EXTRACTED ENTRIES:
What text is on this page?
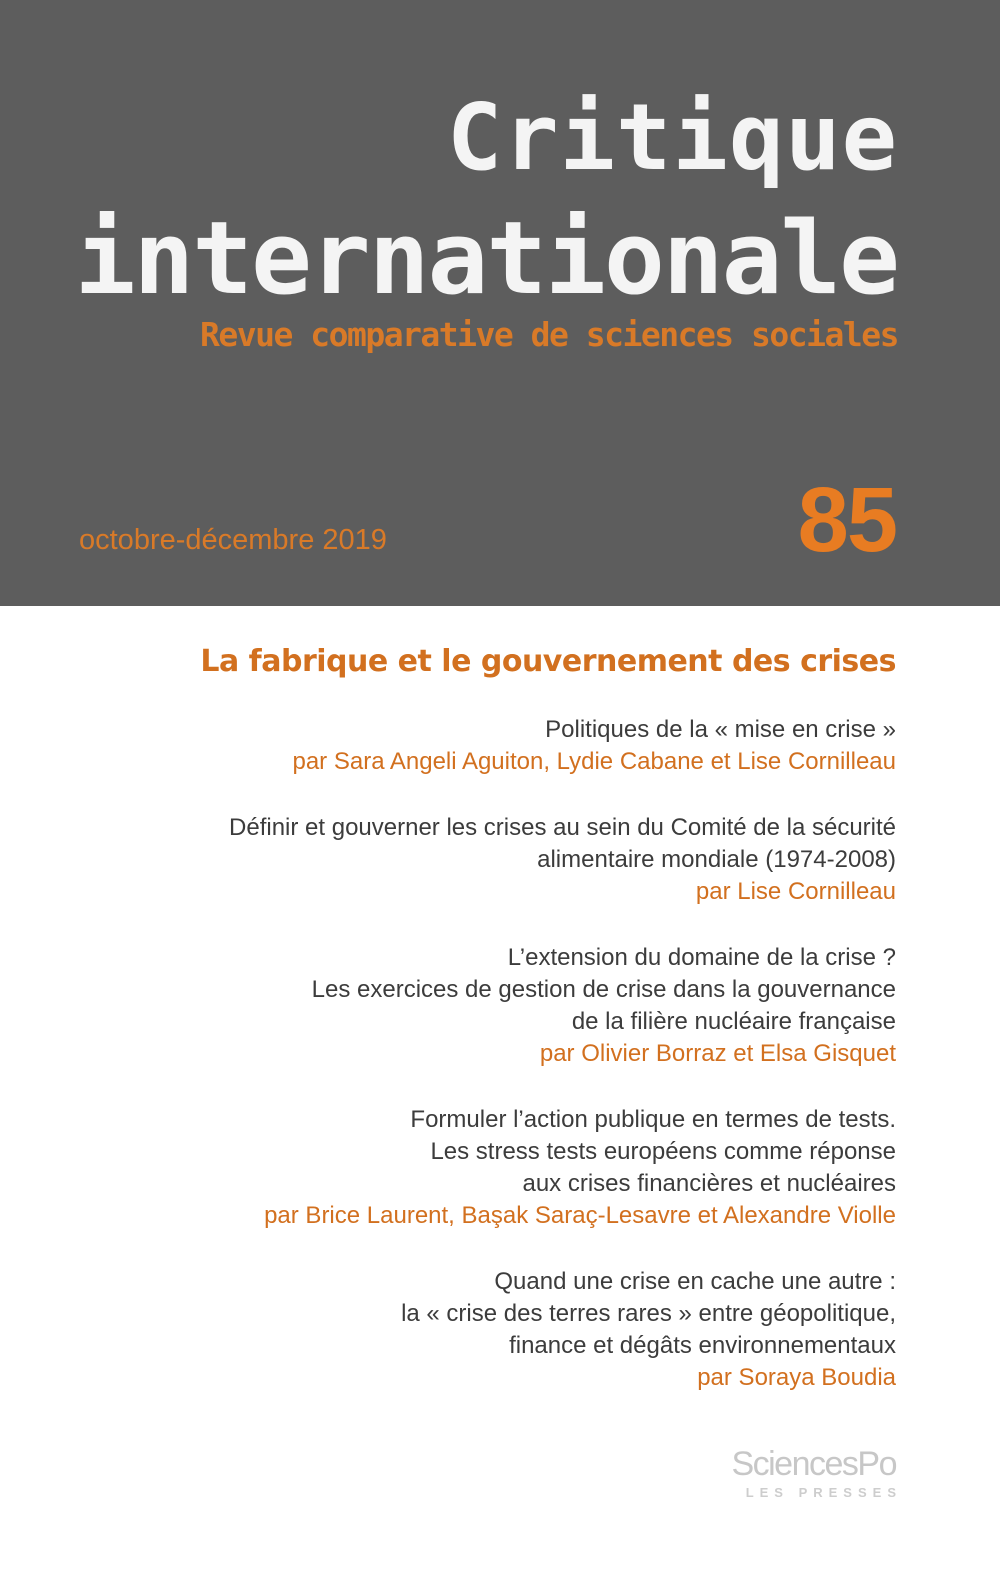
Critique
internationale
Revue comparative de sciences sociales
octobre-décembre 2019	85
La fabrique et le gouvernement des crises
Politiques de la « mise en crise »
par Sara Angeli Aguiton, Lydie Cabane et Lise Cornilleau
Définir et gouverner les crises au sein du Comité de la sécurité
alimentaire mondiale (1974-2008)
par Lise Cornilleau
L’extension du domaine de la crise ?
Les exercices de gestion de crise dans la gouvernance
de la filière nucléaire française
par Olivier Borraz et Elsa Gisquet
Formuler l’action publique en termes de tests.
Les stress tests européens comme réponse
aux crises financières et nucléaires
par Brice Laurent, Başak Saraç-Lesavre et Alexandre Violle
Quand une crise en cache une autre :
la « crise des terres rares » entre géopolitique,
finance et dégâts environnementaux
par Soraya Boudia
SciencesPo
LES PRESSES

EXERCISE DESCRIPTION:
Transcribe every entry word for word, but omit the pictures.

SOLUTION BELOW:
What text is on this page?
Critique
internationale
Revue comparative de sciences sociales
octobre-décembre 2019	85
La fabrique et le gouvernement des crises
Politiques de la « mise en crise »
par Sara Angeli Aguiton, Lydie Cabane et Lise Cornilleau
Définir et gouverner les crises au sein du Comité de la sécurité
alimentaire mondiale (1974-2008)
par Lise Cornilleau
L’extension du domaine de la crise ?
Les exercices de gestion de crise dans la gouvernance
de la filière nucléaire française
par Olivier Borraz et Elsa Gisquet
Formuler l’action publique en termes de tests.
Les stress tests européens comme réponse
aux crises financières et nucléaires
par Brice Laurent, Başak Saraç-Lesavre et Alexandre Violle
Quand une crise en cache une autre :
la « crise des terres rares » entre géopolitique,
finance et dégâts environnementaux
par Soraya Boudia
SciencesPo
LES PRESSES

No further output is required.